Provided data
* * * *
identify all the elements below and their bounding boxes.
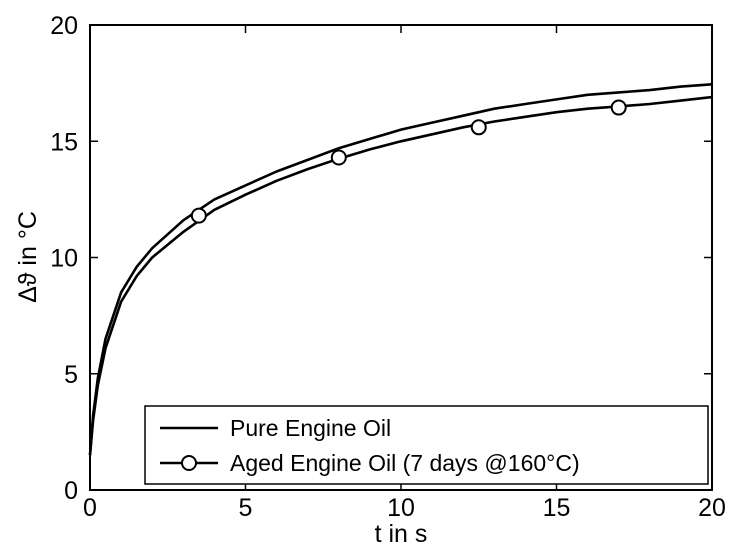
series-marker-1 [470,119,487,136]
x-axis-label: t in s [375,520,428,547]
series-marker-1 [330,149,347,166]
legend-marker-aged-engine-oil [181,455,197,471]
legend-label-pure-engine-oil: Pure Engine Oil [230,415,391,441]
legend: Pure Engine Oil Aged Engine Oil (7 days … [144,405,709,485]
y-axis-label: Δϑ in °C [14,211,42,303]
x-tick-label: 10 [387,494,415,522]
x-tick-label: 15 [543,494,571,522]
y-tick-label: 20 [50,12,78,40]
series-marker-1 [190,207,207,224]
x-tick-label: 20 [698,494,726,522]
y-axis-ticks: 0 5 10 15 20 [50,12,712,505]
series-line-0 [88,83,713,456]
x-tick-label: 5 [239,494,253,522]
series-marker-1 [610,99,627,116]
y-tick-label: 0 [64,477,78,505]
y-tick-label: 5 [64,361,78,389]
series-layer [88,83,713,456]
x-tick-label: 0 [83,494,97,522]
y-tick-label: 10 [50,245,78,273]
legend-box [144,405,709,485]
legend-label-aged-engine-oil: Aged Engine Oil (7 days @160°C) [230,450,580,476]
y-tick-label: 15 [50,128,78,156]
* * * *
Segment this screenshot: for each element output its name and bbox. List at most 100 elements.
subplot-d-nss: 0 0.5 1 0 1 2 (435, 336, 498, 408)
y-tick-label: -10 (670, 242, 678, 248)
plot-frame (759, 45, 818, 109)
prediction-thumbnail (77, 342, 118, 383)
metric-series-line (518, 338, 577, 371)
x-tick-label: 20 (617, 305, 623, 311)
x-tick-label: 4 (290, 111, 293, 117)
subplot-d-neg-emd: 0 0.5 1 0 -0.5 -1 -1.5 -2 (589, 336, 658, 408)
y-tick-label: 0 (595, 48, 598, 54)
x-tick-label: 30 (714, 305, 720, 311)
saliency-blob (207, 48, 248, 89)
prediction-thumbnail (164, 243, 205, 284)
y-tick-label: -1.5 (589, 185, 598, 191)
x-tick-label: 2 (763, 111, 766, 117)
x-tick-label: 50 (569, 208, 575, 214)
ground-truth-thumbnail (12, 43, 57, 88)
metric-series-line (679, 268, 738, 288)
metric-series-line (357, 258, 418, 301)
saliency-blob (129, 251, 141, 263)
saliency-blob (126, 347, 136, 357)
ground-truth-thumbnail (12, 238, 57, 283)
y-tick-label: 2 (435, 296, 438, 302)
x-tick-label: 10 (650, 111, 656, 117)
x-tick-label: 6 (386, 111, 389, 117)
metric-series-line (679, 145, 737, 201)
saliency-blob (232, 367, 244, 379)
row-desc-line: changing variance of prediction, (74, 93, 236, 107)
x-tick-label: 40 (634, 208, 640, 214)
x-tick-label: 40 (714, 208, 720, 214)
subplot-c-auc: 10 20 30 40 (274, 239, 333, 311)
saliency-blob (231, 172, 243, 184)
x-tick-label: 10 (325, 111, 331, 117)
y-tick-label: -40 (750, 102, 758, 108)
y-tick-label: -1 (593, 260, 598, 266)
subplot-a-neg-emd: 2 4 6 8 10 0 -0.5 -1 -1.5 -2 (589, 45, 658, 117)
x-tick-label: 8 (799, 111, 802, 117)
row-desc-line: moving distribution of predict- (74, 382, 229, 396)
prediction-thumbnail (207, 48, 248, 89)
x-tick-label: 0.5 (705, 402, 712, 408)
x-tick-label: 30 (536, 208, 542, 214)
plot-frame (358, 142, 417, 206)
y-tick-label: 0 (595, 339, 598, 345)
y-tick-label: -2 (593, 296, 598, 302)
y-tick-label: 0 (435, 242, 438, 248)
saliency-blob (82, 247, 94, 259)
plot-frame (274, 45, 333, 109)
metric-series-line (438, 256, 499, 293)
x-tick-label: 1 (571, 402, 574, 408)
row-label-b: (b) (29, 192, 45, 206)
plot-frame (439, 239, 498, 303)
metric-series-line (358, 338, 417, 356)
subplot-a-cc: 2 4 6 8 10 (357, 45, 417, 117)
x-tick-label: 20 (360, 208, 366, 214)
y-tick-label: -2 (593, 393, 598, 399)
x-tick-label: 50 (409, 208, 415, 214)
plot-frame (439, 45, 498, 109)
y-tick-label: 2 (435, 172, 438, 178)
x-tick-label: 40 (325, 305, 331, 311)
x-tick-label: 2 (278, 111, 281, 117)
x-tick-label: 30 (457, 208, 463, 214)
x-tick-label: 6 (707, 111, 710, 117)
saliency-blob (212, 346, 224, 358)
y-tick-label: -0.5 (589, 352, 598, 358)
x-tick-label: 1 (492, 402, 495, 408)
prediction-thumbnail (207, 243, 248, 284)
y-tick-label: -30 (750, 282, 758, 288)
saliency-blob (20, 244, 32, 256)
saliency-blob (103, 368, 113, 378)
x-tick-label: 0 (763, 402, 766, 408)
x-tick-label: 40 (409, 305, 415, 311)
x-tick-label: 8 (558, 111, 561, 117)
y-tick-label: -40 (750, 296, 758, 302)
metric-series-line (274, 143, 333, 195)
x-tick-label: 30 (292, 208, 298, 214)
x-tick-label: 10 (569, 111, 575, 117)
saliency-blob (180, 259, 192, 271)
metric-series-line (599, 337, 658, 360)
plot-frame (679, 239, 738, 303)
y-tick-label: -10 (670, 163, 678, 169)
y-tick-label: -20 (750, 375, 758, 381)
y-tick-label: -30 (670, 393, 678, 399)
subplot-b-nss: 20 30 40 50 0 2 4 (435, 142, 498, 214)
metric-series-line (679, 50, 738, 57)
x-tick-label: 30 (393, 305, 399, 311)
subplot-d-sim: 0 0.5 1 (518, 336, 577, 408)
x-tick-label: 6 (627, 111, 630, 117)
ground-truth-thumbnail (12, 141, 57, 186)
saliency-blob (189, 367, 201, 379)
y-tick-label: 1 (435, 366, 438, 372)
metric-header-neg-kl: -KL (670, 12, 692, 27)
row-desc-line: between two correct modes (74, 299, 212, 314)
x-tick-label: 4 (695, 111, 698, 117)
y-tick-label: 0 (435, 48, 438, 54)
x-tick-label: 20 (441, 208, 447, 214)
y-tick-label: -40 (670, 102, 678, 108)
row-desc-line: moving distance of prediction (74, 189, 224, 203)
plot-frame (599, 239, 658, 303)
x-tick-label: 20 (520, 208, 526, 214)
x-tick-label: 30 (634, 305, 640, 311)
* * * *
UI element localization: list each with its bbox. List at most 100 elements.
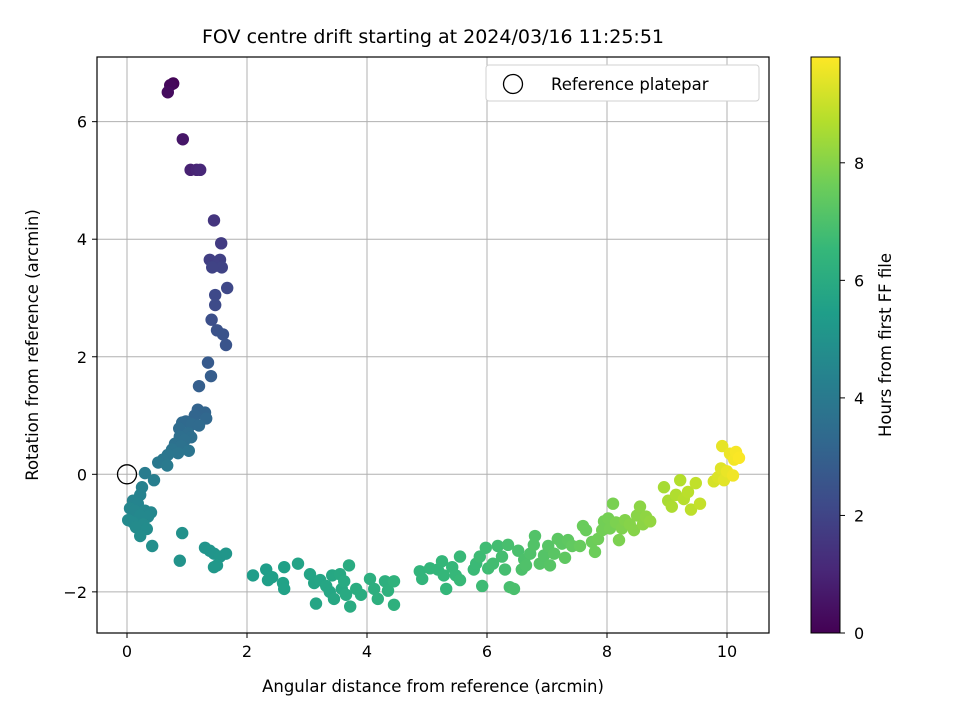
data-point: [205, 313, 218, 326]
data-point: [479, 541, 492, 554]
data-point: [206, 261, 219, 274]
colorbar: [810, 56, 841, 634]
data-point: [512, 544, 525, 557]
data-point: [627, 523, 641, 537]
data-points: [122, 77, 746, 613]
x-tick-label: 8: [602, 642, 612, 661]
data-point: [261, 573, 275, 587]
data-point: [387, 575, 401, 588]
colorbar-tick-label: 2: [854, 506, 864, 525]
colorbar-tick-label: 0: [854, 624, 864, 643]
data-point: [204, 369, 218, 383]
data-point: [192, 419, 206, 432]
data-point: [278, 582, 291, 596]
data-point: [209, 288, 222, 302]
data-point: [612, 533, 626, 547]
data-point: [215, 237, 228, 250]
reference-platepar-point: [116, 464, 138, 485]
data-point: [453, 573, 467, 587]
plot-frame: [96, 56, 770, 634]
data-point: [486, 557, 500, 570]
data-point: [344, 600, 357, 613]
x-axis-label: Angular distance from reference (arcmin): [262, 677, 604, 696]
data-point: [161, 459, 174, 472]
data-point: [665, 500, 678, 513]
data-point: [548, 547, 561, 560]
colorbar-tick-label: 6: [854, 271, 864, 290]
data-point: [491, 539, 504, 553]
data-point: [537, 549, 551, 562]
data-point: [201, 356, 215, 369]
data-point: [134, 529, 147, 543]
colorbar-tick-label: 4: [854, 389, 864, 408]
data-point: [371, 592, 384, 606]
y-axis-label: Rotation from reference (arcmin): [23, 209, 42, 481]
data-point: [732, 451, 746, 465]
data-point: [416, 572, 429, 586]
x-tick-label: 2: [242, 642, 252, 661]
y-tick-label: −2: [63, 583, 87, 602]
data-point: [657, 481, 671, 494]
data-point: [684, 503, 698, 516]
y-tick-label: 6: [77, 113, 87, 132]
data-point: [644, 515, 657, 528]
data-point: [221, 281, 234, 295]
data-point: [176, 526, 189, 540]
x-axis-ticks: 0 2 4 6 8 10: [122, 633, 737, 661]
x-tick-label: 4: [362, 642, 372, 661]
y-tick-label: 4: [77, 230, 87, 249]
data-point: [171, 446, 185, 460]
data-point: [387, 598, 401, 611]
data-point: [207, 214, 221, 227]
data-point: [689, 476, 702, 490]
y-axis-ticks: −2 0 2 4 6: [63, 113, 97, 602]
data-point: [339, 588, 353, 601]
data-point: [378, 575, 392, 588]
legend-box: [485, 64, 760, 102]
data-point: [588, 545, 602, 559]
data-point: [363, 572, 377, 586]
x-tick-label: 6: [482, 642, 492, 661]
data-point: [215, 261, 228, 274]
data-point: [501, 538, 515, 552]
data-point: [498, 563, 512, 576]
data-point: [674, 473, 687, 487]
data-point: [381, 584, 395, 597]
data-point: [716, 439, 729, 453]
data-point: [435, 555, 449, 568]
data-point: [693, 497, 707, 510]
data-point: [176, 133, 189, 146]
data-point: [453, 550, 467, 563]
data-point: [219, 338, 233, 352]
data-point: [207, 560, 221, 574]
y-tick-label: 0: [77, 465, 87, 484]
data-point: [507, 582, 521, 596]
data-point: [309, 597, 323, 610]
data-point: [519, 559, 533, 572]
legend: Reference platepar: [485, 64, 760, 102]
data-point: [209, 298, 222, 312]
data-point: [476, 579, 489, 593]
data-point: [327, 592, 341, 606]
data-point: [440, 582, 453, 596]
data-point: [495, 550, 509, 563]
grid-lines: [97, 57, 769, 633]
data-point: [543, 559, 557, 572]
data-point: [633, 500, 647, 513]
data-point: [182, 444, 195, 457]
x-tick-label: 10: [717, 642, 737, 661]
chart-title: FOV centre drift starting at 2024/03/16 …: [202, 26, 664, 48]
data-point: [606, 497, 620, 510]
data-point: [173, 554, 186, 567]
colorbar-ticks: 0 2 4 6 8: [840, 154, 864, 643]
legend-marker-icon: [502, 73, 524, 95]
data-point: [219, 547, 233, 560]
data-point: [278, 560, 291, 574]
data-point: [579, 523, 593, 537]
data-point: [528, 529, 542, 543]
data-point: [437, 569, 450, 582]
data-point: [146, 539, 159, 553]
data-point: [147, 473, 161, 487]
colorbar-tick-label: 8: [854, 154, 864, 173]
* * * *
Lay out the records starting at the line containing "Segment this screenshot: for" and ending at the line containing "x-tick-label: 30 (536, 208, 542, 214)" as a Markdown table with columns Row and Line, numbering each row and skipping blank lines.

Full solution
| Row | Line |
|---|---|
| 1 | Segment this screenshot: for each element output its name and bbox. List at most 100 elements. |
| 2 | subplot-d-nss: 0 0.5 1 0 1 2 (435, 336, 498, 408) |
| 3 | y-tick-label: -10 (670, 242, 678, 248) |
| 4 | plot-frame (759, 45, 818, 109) |
| 5 | prediction-thumbnail (77, 342, 118, 383) |
| 6 | metric-series-line (518, 338, 577, 371) |
| 7 | x-tick-label: 20 (617, 305, 623, 311) |
| 8 | x-tick-label: 4 (290, 111, 293, 117) |
| 9 | subplot-d-neg-emd: 0 0.5 1 0 -0.5 -1 -1.5 -2 (589, 336, 658, 408) |
| 10 | y-tick-label: 0 (595, 48, 598, 54) |
| 11 | x-tick-label: 30 (714, 305, 720, 311) |
| 12 | saliency-blob (207, 48, 248, 89) |
| 13 | prediction-thumbnail (164, 243, 205, 284) |
| 14 | y-tick-label: -1.5 (589, 185, 598, 191) |
| 15 | x-tick-label: 2 (763, 111, 766, 117) |
| 16 | x-tick-label: 50 (569, 208, 575, 214) |
| 17 | ground-truth-thumbnail (12, 43, 57, 88) |
| 18 | metric-series-line (679, 268, 738, 288) |
| 19 | metric-series-line (357, 258, 418, 301) |
| 20 | saliency-blob (129, 251, 141, 263) |
| 21 | saliency-blob (126, 347, 136, 357) |
| 22 | ground-truth-thumbnail (12, 238, 57, 283) |
| 23 | y-tick-label: 2 (435, 296, 438, 302) |
| 24 | x-tick-label: 10 (650, 111, 656, 117) |
| 25 | x-tick-label: 6 (386, 111, 389, 117) |
| 26 | metric-series-line (679, 145, 737, 201) |
| 27 | saliency-blob (232, 367, 244, 379) |
| 28 | row-desc-line: changing variance of prediction, (74, 93, 236, 107) |
| 29 | x-tick-label: 40 (634, 208, 640, 214) |
| 30 | x-tick-label: 40 (714, 208, 720, 214) |
| 31 | subplot-c-auc: 10 20 30 40 (274, 239, 333, 311) |
| 32 | saliency-blob (231, 172, 243, 184) |
| 33 | x-tick-label: 10 (325, 111, 331, 117) |
| 34 | y-tick-label: -40 (750, 102, 758, 108) |
| 35 | y-tick-label: -1 (593, 260, 598, 266) |
| 36 | subplot-a-neg-emd: 2 4 6 8 10 0 -0.5 -1 -1.5 -2 (589, 45, 658, 117) |
| 37 | x-tick-label: 8 (799, 111, 802, 117) |
| 38 | row-desc-line: moving distribution of predict- (74, 382, 229, 396) |
| 39 | prediction-thumbnail (207, 48, 248, 89) |
| 40 | x-tick-label: 0.5 (705, 402, 712, 408) |
| 41 | x-tick-label: 30 (536, 208, 542, 214) |